Merger fever has become highly contagious in Scottish law firms and traditional names are disappearing every month. Several of the amalgamations are strategic and forward looking, others are bank-driven with a view to reducing costs through economies of scale and some represent the absorption of failing legal practices. There is more to come in all three categories.

It is impossible to predict how many of these mergers will be successful and, in such a volatile climate, it may be difficult to say how one judges relative success or failure. To have any real prospect of success, a merger of professional firms has to involve much more than pooling of resources, the sharing of offices and the integration of systems. There needs to be a shared vision and an alignment of the culture and ethos of the combining firms. In several of the merging firms in Scotland at the present time, there is strong leadership and a real determination to"make it happen".

Turcan Connell is one of relatively few of the larger Scottish law firms who are not considering any form of merger or being integrated in an English-headquartered firm. We feel that we have carefully constructed our business and our brand and we are determined that we will not damage or dilute our quality and our independence by hopping into bed with another firm which might not share our own mindset and values.

Instead, our own focus has been on two areas. First of all, we are continuing to develop the next generation of lawyers and other advisers. This multi-generational approach is a key part of the way in which we deliver our services to our clients who value long term relationships. We are also making our services available to our clients in Glasgow where we have just opened a new office. With offices in Edinburgh, London and Glasgow, we want to be available to our clients where they want us to be.

Against a rather gloomy background, we ourselves have many reasons to be cheerful. We are not alone in grasping opportunities in this new environment and there are several examples in Scotland of law firms changing, producing new services and being responsive to what clients require.

It is essential for all the clients and for the Scottish economy that a progressive and vibrant legal sector emerges from this period of change.

Douglas Connell, Joint Senior Partner, commenting in The Herald.
□ □ □ □ □ □ □
- Your goal
List every city where, according to the commentary on Scottish law firm mergers, Turcan Connell has an office. The records that come next are from a separate source and are unrelated to the commentary on Scottish law firm mergers.

- Excerpted data
□ □ □ □ □ □ □
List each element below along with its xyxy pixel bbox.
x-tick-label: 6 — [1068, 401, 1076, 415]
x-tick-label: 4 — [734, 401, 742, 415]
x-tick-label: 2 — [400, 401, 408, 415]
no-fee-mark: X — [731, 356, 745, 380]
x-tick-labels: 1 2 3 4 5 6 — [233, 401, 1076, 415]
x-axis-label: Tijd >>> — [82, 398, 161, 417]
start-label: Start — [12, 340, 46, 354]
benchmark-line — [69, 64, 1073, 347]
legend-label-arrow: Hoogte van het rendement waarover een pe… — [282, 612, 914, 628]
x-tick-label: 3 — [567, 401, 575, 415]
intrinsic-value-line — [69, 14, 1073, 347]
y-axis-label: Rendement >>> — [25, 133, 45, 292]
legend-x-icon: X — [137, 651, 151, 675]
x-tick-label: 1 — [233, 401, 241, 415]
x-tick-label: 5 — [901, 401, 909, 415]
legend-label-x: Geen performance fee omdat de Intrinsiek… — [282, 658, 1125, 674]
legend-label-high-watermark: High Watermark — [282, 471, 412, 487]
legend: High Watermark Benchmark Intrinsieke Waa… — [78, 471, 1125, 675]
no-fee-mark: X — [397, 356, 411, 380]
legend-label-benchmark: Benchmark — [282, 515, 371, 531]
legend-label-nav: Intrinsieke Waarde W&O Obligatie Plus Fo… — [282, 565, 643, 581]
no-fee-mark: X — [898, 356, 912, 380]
□ □ □ □ □ □ □
- Task answer
Edinburgh, London, Glasgow